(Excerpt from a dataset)

** BEGIN **

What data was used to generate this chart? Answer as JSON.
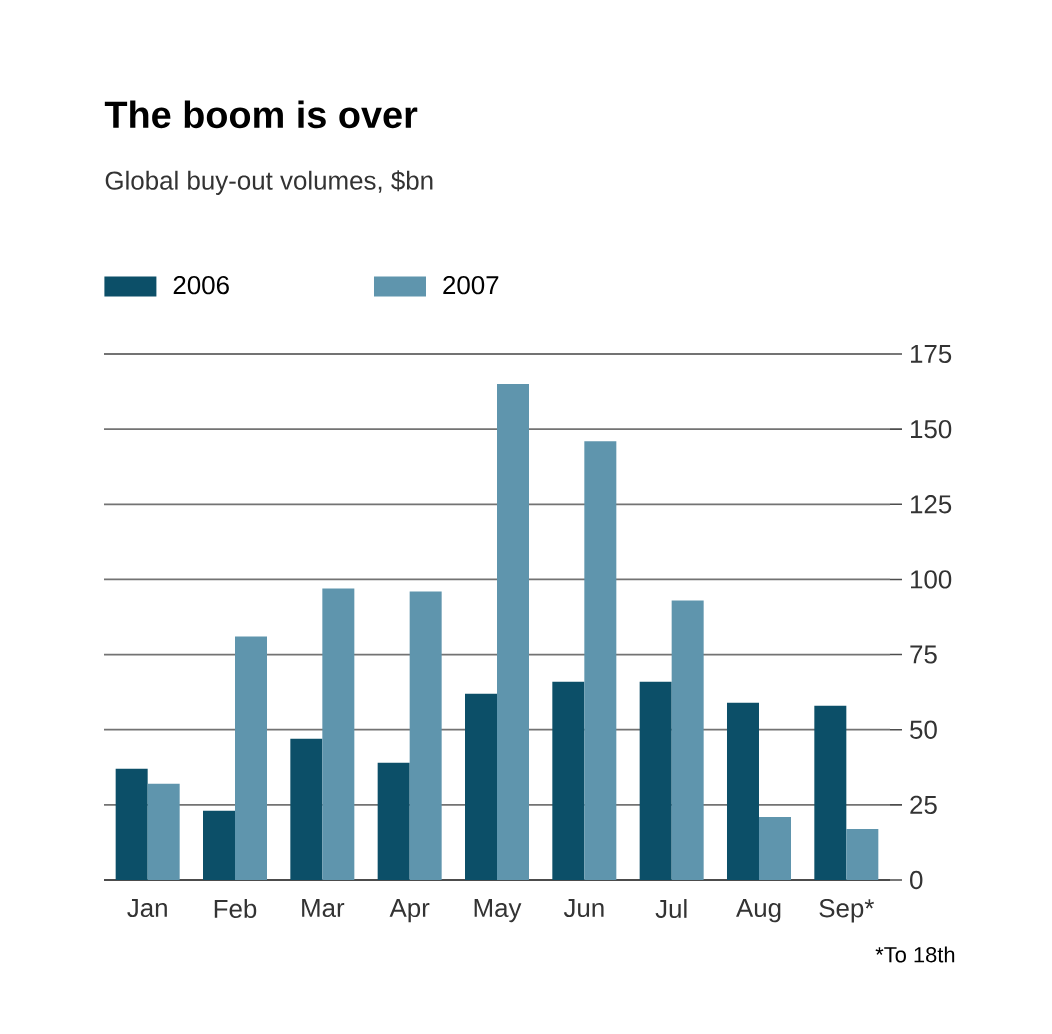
{
  "chart_data": {
    "type": "bar",
    "title": "The boom is over",
    "subtitle": "Global buy-out volumes, $bn",
    "categories": [
      "Jan",
      "Feb",
      "Mar",
      "Apr",
      "May",
      "Jun",
      "Jul",
      "Aug",
      "Sep*"
    ],
    "series": [
      {
        "name": "2006",
        "color": "#0c4f68",
        "values": [
          37,
          23,
          47,
          39,
          62,
          66,
          66,
          59,
          58
        ]
      },
      {
        "name": "2007",
        "color": "#5f95ad",
        "values": [
          32,
          81,
          97,
          96,
          165,
          146,
          93,
          21,
          17
        ]
      }
    ],
    "ylim": [
      0,
      175
    ],
    "yticks": [
      0,
      25,
      50,
      75,
      100,
      125,
      150,
      175
    ],
    "grid": "y",
    "legend": "top left",
    "annotations": [
      "*To 18th"
    ]
  }
}
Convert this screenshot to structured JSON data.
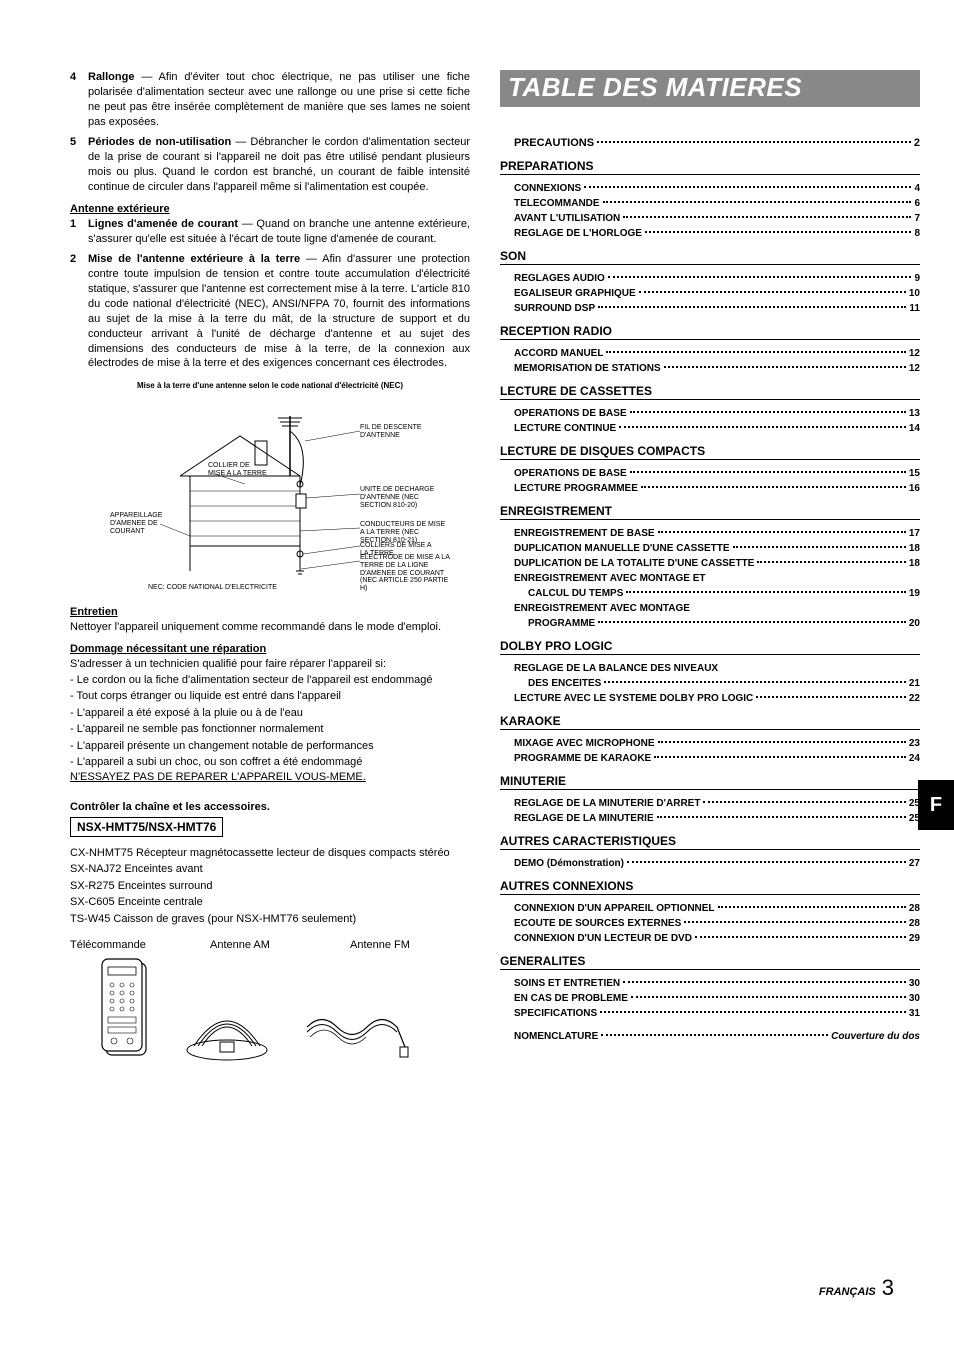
{
  "left": {
    "items": [
      {
        "num": "4",
        "title": "Rallonge",
        "text": "— Afin d'éviter tout choc électrique, ne pas utiliser une fiche polarisée d'alimentation secteur avec une rallonge ou une prise si cette fiche ne peut pas être insérée complètement de manière que ses lames ne soient pas exposées."
      },
      {
        "num": "5",
        "title": "Périodes de non-utilisation",
        "text": "— Débrancher le cordon d'alimentation secteur de la prise de courant si l'appareil ne doit pas être utilisé pendant plusieurs mois ou plus. Quand le cordon est branché, un courant de faible intensité continue de circuler dans l'appareil même si l'alimentation est coupée."
      }
    ],
    "antenne_head": "Antenne extérieure",
    "antenne_items": [
      {
        "num": "1",
        "title": "Lignes d'amenée de courant",
        "text": "— Quand on branche une antenne extérieure, s'assurer qu'elle est située à l'écart de toute ligne d'amenée de courant."
      },
      {
        "num": "2",
        "title": "Mise de l'antenne extérieure à la terre",
        "text": "— Afin d'assurer une protection contre toute impulsion de tension et contre toute accumulation d'électricité statique, s'assurer que l'antenne est correctement mise à la terre. L'article 810 du code national d'électricité (NEC), ANSI/NFPA 70, fournit des informations au sujet de la mise à la terre du mât, de la structure de support et du conducteur arrivant à l'unité de décharge d'antenne et au sujet des dimensions des conducteurs de mise à la terre, de la connexion aux électrodes de mise à la terre et des exigences concernant ces électrodes."
      }
    ],
    "diagram_caption": "Mise à la terre d'une antenne selon le code national d'électricité (NEC)",
    "diagram_labels": {
      "fil": "FIL DE DESCENTE D'ANTENNE",
      "collier": "COLLIER DE MISE A LA TERRE",
      "unite": "UNITE DE DECHARGE D'ANTENNE (NEC SECTION 810-20)",
      "appareil": "APPAREILLAGE D'AMENEE DE COURANT",
      "conduct": "CONDUCTEURS DE MISE A LA TERRE (NEC SECTION 810-21)",
      "colliers": "COLLIERS DE MISE A LA TERRE",
      "electrode": "ELECTRODE DE MISE A LA TERRE DE LA LIGNE D'AMENEE DE COURANT (NEC ARTICLE 250 PARTIE H)",
      "nec": "NEC: CODE NATIONAL D'ELECTRICITE"
    },
    "entretien_head": "Entretien",
    "entretien_text": "Nettoyer l'appareil uniquement comme recommandé dans le mode d'emploi.",
    "dommage_head": "Dommage nécessitant une réparation",
    "dommage_text": "S'adresser à un technicien qualifié pour faire réparer l'appareil si:",
    "dommage_list": [
      "- Le cordon ou la fiche d'alimentation secteur de l'appareil est endommagé",
      "- Tout corps étranger ou liquide est entré dans l'appareil",
      "- L'appareil a été exposé à la pluie ou à de l'eau",
      "- L'appareil ne semble pas fonctionner normalement",
      "- L'appareil présente un changement notable de performances",
      "- L'appareil a subi un choc, ou son coffret a été endommagé"
    ],
    "noessay": "N'ESSAYEZ PAS DE REPARER L'APPAREIL VOUS-MEME.",
    "ctrl_head": "Contrôler la chaîne et les accessoires.",
    "model": "NSX-HMT75/NSX-HMT76",
    "acc_list": [
      "CX-NHMT75 Récepteur magnétocassette lecteur de disques compacts stéréo",
      "SX-NAJ72 Enceintes avant",
      "SX-R275 Enceintes surround",
      "SX-C605 Enceinte centrale",
      "TS-W45 Caisson de graves (pour NSX-HMT76 seulement)"
    ],
    "acc_row": [
      "Télécommande",
      "Antenne AM",
      "Antenne FM"
    ]
  },
  "toc": {
    "title": "TABLE DES MATIERES",
    "precautions": {
      "label": "PRECAUTIONS",
      "page": "2"
    },
    "sections": [
      {
        "head": "PREPARATIONS",
        "entries": [
          {
            "label": "CONNEXIONS",
            "page": "4"
          },
          {
            "label": "TELECOMMANDE",
            "page": "6"
          },
          {
            "label": "AVANT L'UTILISATION",
            "page": "7"
          },
          {
            "label": "REGLAGE DE L'HORLOGE",
            "page": "8"
          }
        ]
      },
      {
        "head": "SON",
        "entries": [
          {
            "label": "REGLAGES AUDIO",
            "page": "9"
          },
          {
            "label": "EGALISEUR GRAPHIQUE",
            "page": "10"
          },
          {
            "label": "SURROUND DSP",
            "page": "11"
          }
        ]
      },
      {
        "head": "RECEPTION RADIO",
        "entries": [
          {
            "label": "ACCORD MANUEL",
            "page": "12"
          },
          {
            "label": "MEMORISATION DE STATIONS",
            "page": "12"
          }
        ]
      },
      {
        "head": "LECTURE DE CASSETTES",
        "entries": [
          {
            "label": "OPERATIONS DE BASE",
            "page": "13"
          },
          {
            "label": "LECTURE CONTINUE",
            "page": "14"
          }
        ]
      },
      {
        "head": "LECTURE DE DISQUES COMPACTS",
        "entries": [
          {
            "label": "OPERATIONS DE BASE",
            "page": "15"
          },
          {
            "label": "LECTURE PROGRAMMEE",
            "page": "16"
          }
        ]
      },
      {
        "head": "ENREGISTREMENT",
        "entries": [
          {
            "label": "ENREGISTREMENT DE BASE",
            "page": "17"
          },
          {
            "label": "DUPLICATION MANUELLE D'UNE CASSETTE",
            "page": "18"
          },
          {
            "label": "DUPLICATION DE LA TOTALITE D'UNE CASSETTE",
            "page": "18"
          },
          {
            "label": "ENREGISTREMENT AVEC MONTAGE ET",
            "sub": true,
            "sublabel": "CALCUL DU TEMPS",
            "page": "19"
          },
          {
            "label": "ENREGISTREMENT AVEC MONTAGE",
            "sub": true,
            "sublabel": "PROGRAMME",
            "page": "20"
          }
        ]
      },
      {
        "head": "DOLBY PRO LOGIC",
        "entries": [
          {
            "label": "REGLAGE DE LA BALANCE DES NIVEAUX",
            "sub": true,
            "sublabel": "DES ENCEITES",
            "page": "21"
          },
          {
            "label": "LECTURE AVEC LE SYSTEME DOLBY PRO LOGIC",
            "page": "22"
          }
        ]
      },
      {
        "head": "KARAOKE",
        "entries": [
          {
            "label": "MIXAGE AVEC MICROPHONE",
            "page": "23"
          },
          {
            "label": "PROGRAMME DE KARAOKE",
            "page": "24"
          }
        ]
      },
      {
        "head": "MINUTERIE",
        "entries": [
          {
            "label": "REGLAGE DE LA MINUTERIE D'ARRET",
            "page": "25"
          },
          {
            "label": "REGLAGE DE LA MINUTERIE",
            "page": "25"
          }
        ]
      },
      {
        "head": "AUTRES CARACTERISTIQUES",
        "entries": [
          {
            "label": "DEMO (Démonstration)",
            "page": "27"
          }
        ]
      },
      {
        "head": "AUTRES CONNEXIONS",
        "entries": [
          {
            "label": "CONNEXION D'UN APPAREIL OPTIONNEL",
            "page": "28"
          },
          {
            "label": "ECOUTE DE SOURCES EXTERNES",
            "page": "28"
          },
          {
            "label": "CONNEXION D'UN LECTEUR DE DVD",
            "page": "29"
          }
        ]
      },
      {
        "head": "GENERALITES",
        "entries": [
          {
            "label": "SOINS ET ENTRETIEN",
            "page": "30"
          },
          {
            "label": "EN CAS DE PROBLEME",
            "page": "30"
          },
          {
            "label": "SPECIFICATIONS",
            "page": "31"
          }
        ],
        "tail": {
          "label": "NOMENCLATURE",
          "page_italic": "Couverture du dos"
        }
      }
    ]
  },
  "side_tab": "F",
  "footer": {
    "lang": "FRANÇAIS",
    "page": "3"
  }
}
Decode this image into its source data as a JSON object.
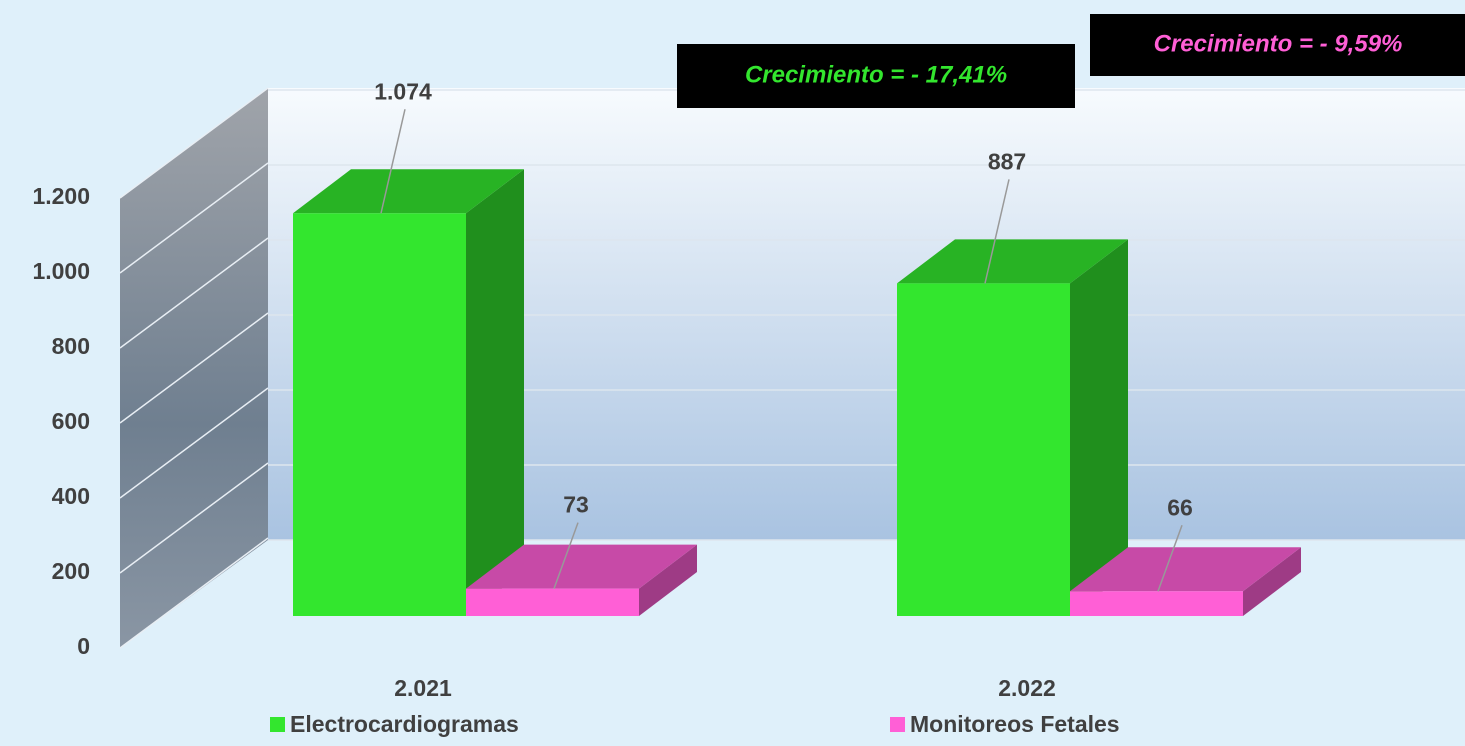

** END **

INSTRUCTIONS FOR THE TASK> Filter the records, keeping only lines that contain "AMENEE", and show those lines.

WRITTEN RESPONSE>
      "appareil": "APPAREILLAGE D'AMENEE DE COURANT",
      "electrode": "ELECTRODE DE MISE A LA TERRE DE LA LIGNE D'AMENEE DE COURANT (NEC ARTICLE 250 PARTIE H)",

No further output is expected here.